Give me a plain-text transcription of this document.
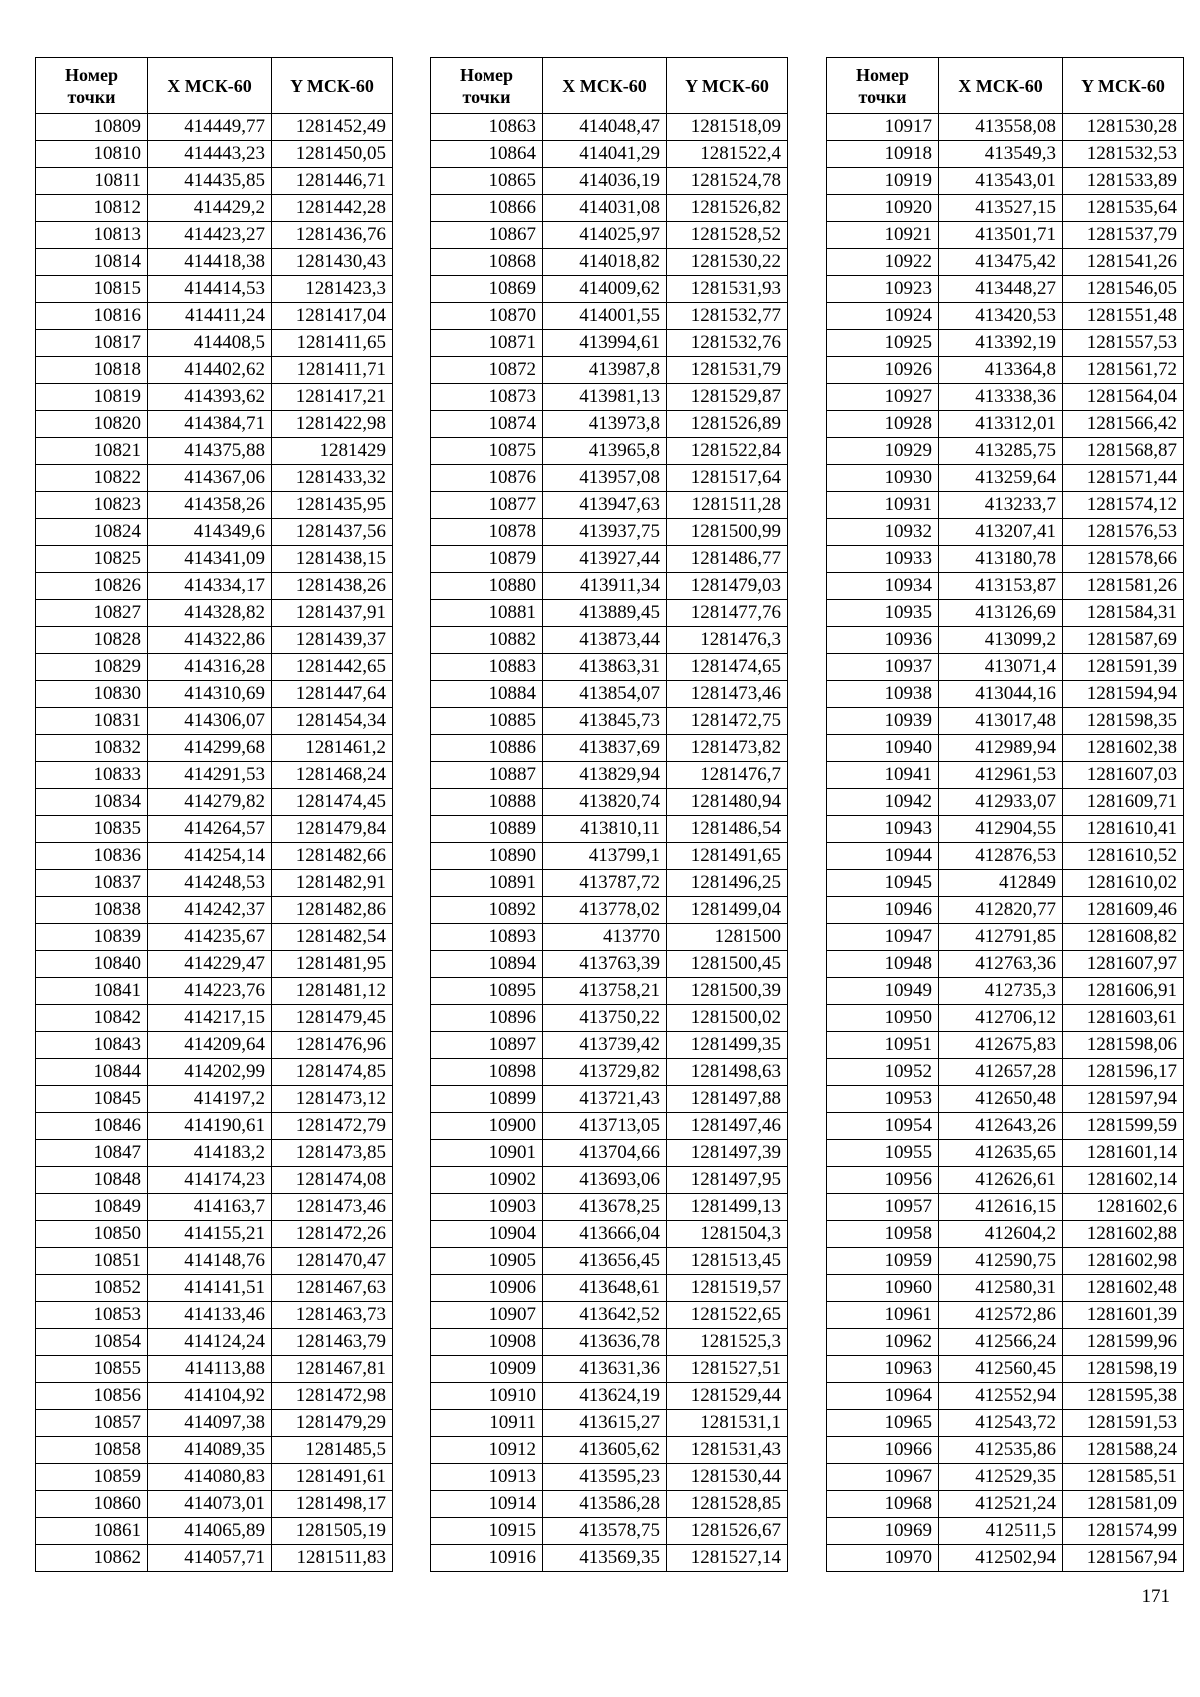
Номер
точки	X МСК-60	Y МСК-60
10809	414449,77	1281452,49
10810	414443,23	1281450,05
10811	414435,85	1281446,71
10812	414429,2	1281442,28
10813	414423,27	1281436,76
10814	414418,38	1281430,43
10815	414414,53	1281423,3
10816	414411,24	1281417,04
10817	414408,5	1281411,65
10818	414402,62	1281411,71
10819	414393,62	1281417,21
10820	414384,71	1281422,98
10821	414375,88	1281429
10822	414367,06	1281433,32
10823	414358,26	1281435,95
10824	414349,6	1281437,56
10825	414341,09	1281438,15
10826	414334,17	1281438,26
10827	414328,82	1281437,91
10828	414322,86	1281439,37
10829	414316,28	1281442,65
10830	414310,69	1281447,64
10831	414306,07	1281454,34
10832	414299,68	1281461,2
10833	414291,53	1281468,24
10834	414279,82	1281474,45
10835	414264,57	1281479,84
10836	414254,14	1281482,66
10837	414248,53	1281482,91
10838	414242,37	1281482,86
10839	414235,67	1281482,54
10840	414229,47	1281481,95
10841	414223,76	1281481,12
10842	414217,15	1281479,45
10843	414209,64	1281476,96
10844	414202,99	1281474,85
10845	414197,2	1281473,12
10846	414190,61	1281472,79
10847	414183,2	1281473,85
10848	414174,23	1281474,08
10849	414163,7	1281473,46
10850	414155,21	1281472,26
10851	414148,76	1281470,47
10852	414141,51	1281467,63
10853	414133,46	1281463,73
10854	414124,24	1281463,79
10855	414113,88	1281467,81
10856	414104,92	1281472,98
10857	414097,38	1281479,29
10858	414089,35	1281485,5
10859	414080,83	1281491,61
10860	414073,01	1281498,17
10861	414065,89	1281505,19
10862	414057,71	1281511,83
Номер
точки	X МСК-60	Y МСК-60
10863	414048,47	1281518,09
10864	414041,29	1281522,4
10865	414036,19	1281524,78
10866	414031,08	1281526,82
10867	414025,97	1281528,52
10868	414018,82	1281530,22
10869	414009,62	1281531,93
10870	414001,55	1281532,77
10871	413994,61	1281532,76
10872	413987,8	1281531,79
10873	413981,13	1281529,87
10874	413973,8	1281526,89
10875	413965,8	1281522,84
10876	413957,08	1281517,64
10877	413947,63	1281511,28
10878	413937,75	1281500,99
10879	413927,44	1281486,77
10880	413911,34	1281479,03
10881	413889,45	1281477,76
10882	413873,44	1281476,3
10883	413863,31	1281474,65
10884	413854,07	1281473,46
10885	413845,73	1281472,75
10886	413837,69	1281473,82
10887	413829,94	1281476,7
10888	413820,74	1281480,94
10889	413810,11	1281486,54
10890	413799,1	1281491,65
10891	413787,72	1281496,25
10892	413778,02	1281499,04
10893	413770	1281500
10894	413763,39	1281500,45
10895	413758,21	1281500,39
10896	413750,22	1281500,02
10897	413739,42	1281499,35
10898	413729,82	1281498,63
10899	413721,43	1281497,88
10900	413713,05	1281497,46
10901	413704,66	1281497,39
10902	413693,06	1281497,95
10903	413678,25	1281499,13
10904	413666,04	1281504,3
10905	413656,45	1281513,45
10906	413648,61	1281519,57
10907	413642,52	1281522,65
10908	413636,78	1281525,3
10909	413631,36	1281527,51
10910	413624,19	1281529,44
10911	413615,27	1281531,1
10912	413605,62	1281531,43
10913	413595,23	1281530,44
10914	413586,28	1281528,85
10915	413578,75	1281526,67
10916	413569,35	1281527,14
Номер
точки	X МСК-60	Y МСК-60
10917	413558,08	1281530,28
10918	413549,3	1281532,53
10919	413543,01	1281533,89
10920	413527,15	1281535,64
10921	413501,71	1281537,79
10922	413475,42	1281541,26
10923	413448,27	1281546,05
10924	413420,53	1281551,48
10925	413392,19	1281557,53
10926	413364,8	1281561,72
10927	413338,36	1281564,04
10928	413312,01	1281566,42
10929	413285,75	1281568,87
10930	413259,64	1281571,44
10931	413233,7	1281574,12
10932	413207,41	1281576,53
10933	413180,78	1281578,66
10934	413153,87	1281581,26
10935	413126,69	1281584,31
10936	413099,2	1281587,69
10937	413071,4	1281591,39
10938	413044,16	1281594,94
10939	413017,48	1281598,35
10940	412989,94	1281602,38
10941	412961,53	1281607,03
10942	412933,07	1281609,71
10943	412904,55	1281610,41
10944	412876,53	1281610,52
10945	412849	1281610,02
10946	412820,77	1281609,46
10947	412791,85	1281608,82
10948	412763,36	1281607,97
10949	412735,3	1281606,91
10950	412706,12	1281603,61
10951	412675,83	1281598,06
10952	412657,28	1281596,17
10953	412650,48	1281597,94
10954	412643,26	1281599,59
10955	412635,65	1281601,14
10956	412626,61	1281602,14
10957	412616,15	1281602,6
10958	412604,2	1281602,88
10959	412590,75	1281602,98
10960	412580,31	1281602,48
10961	412572,86	1281601,39
10962	412566,24	1281599,96
10963	412560,45	1281598,19
10964	412552,94	1281595,38
10965	412543,72	1281591,53
10966	412535,86	1281588,24
10967	412529,35	1281585,51
10968	412521,24	1281581,09
10969	412511,5	1281574,99
10970	412502,94	1281567,94
171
________________
• _Direction_
Would you set down the listing exactly, omitting pictures?

• _Solved exercise_
Give me a plain-text transcription of this document.
Номер
точки	X МСК-60	Y МСК-60
10809	414449,77	1281452,49
10810	414443,23	1281450,05
10811	414435,85	1281446,71
10812	414429,2	1281442,28
10813	414423,27	1281436,76
10814	414418,38	1281430,43
10815	414414,53	1281423,3
10816	414411,24	1281417,04
10817	414408,5	1281411,65
10818	414402,62	1281411,71
10819	414393,62	1281417,21
10820	414384,71	1281422,98
10821	414375,88	1281429
10822	414367,06	1281433,32
10823	414358,26	1281435,95
10824	414349,6	1281437,56
10825	414341,09	1281438,15
10826	414334,17	1281438,26
10827	414328,82	1281437,91
10828	414322,86	1281439,37
10829	414316,28	1281442,65
10830	414310,69	1281447,64
10831	414306,07	1281454,34
10832	414299,68	1281461,2
10833	414291,53	1281468,24
10834	414279,82	1281474,45
10835	414264,57	1281479,84
10836	414254,14	1281482,66
10837	414248,53	1281482,91
10838	414242,37	1281482,86
10839	414235,67	1281482,54
10840	414229,47	1281481,95
10841	414223,76	1281481,12
10842	414217,15	1281479,45
10843	414209,64	1281476,96
10844	414202,99	1281474,85
10845	414197,2	1281473,12
10846	414190,61	1281472,79
10847	414183,2	1281473,85
10848	414174,23	1281474,08
10849	414163,7	1281473,46
10850	414155,21	1281472,26
10851	414148,76	1281470,47
10852	414141,51	1281467,63
10853	414133,46	1281463,73
10854	414124,24	1281463,79
10855	414113,88	1281467,81
10856	414104,92	1281472,98
10857	414097,38	1281479,29
10858	414089,35	1281485,5
10859	414080,83	1281491,61
10860	414073,01	1281498,17
10861	414065,89	1281505,19
10862	414057,71	1281511,83
Номер
точки	X МСК-60	Y МСК-60
10863	414048,47	1281518,09
10864	414041,29	1281522,4
10865	414036,19	1281524,78
10866	414031,08	1281526,82
10867	414025,97	1281528,52
10868	414018,82	1281530,22
10869	414009,62	1281531,93
10870	414001,55	1281532,77
10871	413994,61	1281532,76
10872	413987,8	1281531,79
10873	413981,13	1281529,87
10874	413973,8	1281526,89
10875	413965,8	1281522,84
10876	413957,08	1281517,64
10877	413947,63	1281511,28
10878	413937,75	1281500,99
10879	413927,44	1281486,77
10880	413911,34	1281479,03
10881	413889,45	1281477,76
10882	413873,44	1281476,3
10883	413863,31	1281474,65
10884	413854,07	1281473,46
10885	413845,73	1281472,75
10886	413837,69	1281473,82
10887	413829,94	1281476,7
10888	413820,74	1281480,94
10889	413810,11	1281486,54
10890	413799,1	1281491,65
10891	413787,72	1281496,25
10892	413778,02	1281499,04
10893	413770	1281500
10894	413763,39	1281500,45
10895	413758,21	1281500,39
10896	413750,22	1281500,02
10897	413739,42	1281499,35
10898	413729,82	1281498,63
10899	413721,43	1281497,88
10900	413713,05	1281497,46
10901	413704,66	1281497,39
10902	413693,06	1281497,95
10903	413678,25	1281499,13
10904	413666,04	1281504,3
10905	413656,45	1281513,45
10906	413648,61	1281519,57
10907	413642,52	1281522,65
10908	413636,78	1281525,3
10909	413631,36	1281527,51
10910	413624,19	1281529,44
10911	413615,27	1281531,1
10912	413605,62	1281531,43
10913	413595,23	1281530,44
10914	413586,28	1281528,85
10915	413578,75	1281526,67
10916	413569,35	1281527,14
Номер
точки	X МСК-60	Y МСК-60
10917	413558,08	1281530,28
10918	413549,3	1281532,53
10919	413543,01	1281533,89
10920	413527,15	1281535,64
10921	413501,71	1281537,79
10922	413475,42	1281541,26
10923	413448,27	1281546,05
10924	413420,53	1281551,48
10925	413392,19	1281557,53
10926	413364,8	1281561,72
10927	413338,36	1281564,04
10928	413312,01	1281566,42
10929	413285,75	1281568,87
10930	413259,64	1281571,44
10931	413233,7	1281574,12
10932	413207,41	1281576,53
10933	413180,78	1281578,66
10934	413153,87	1281581,26
10935	413126,69	1281584,31
10936	413099,2	1281587,69
10937	413071,4	1281591,39
10938	413044,16	1281594,94
10939	413017,48	1281598,35
10940	412989,94	1281602,38
10941	412961,53	1281607,03
10942	412933,07	1281609,71
10943	412904,55	1281610,41
10944	412876,53	1281610,52
10945	412849	1281610,02
10946	412820,77	1281609,46
10947	412791,85	1281608,82
10948	412763,36	1281607,97
10949	412735,3	1281606,91
10950	412706,12	1281603,61
10951	412675,83	1281598,06
10952	412657,28	1281596,17
10953	412650,48	1281597,94
10954	412643,26	1281599,59
10955	412635,65	1281601,14
10956	412626,61	1281602,14
10957	412616,15	1281602,6
10958	412604,2	1281602,88
10959	412590,75	1281602,98
10960	412580,31	1281602,48
10961	412572,86	1281601,39
10962	412566,24	1281599,96
10963	412560,45	1281598,19
10964	412552,94	1281595,38
10965	412543,72	1281591,53
10966	412535,86	1281588,24
10967	412529,35	1281585,51
10968	412521,24	1281581,09
10969	412511,5	1281574,99
10970	412502,94	1281567,94
171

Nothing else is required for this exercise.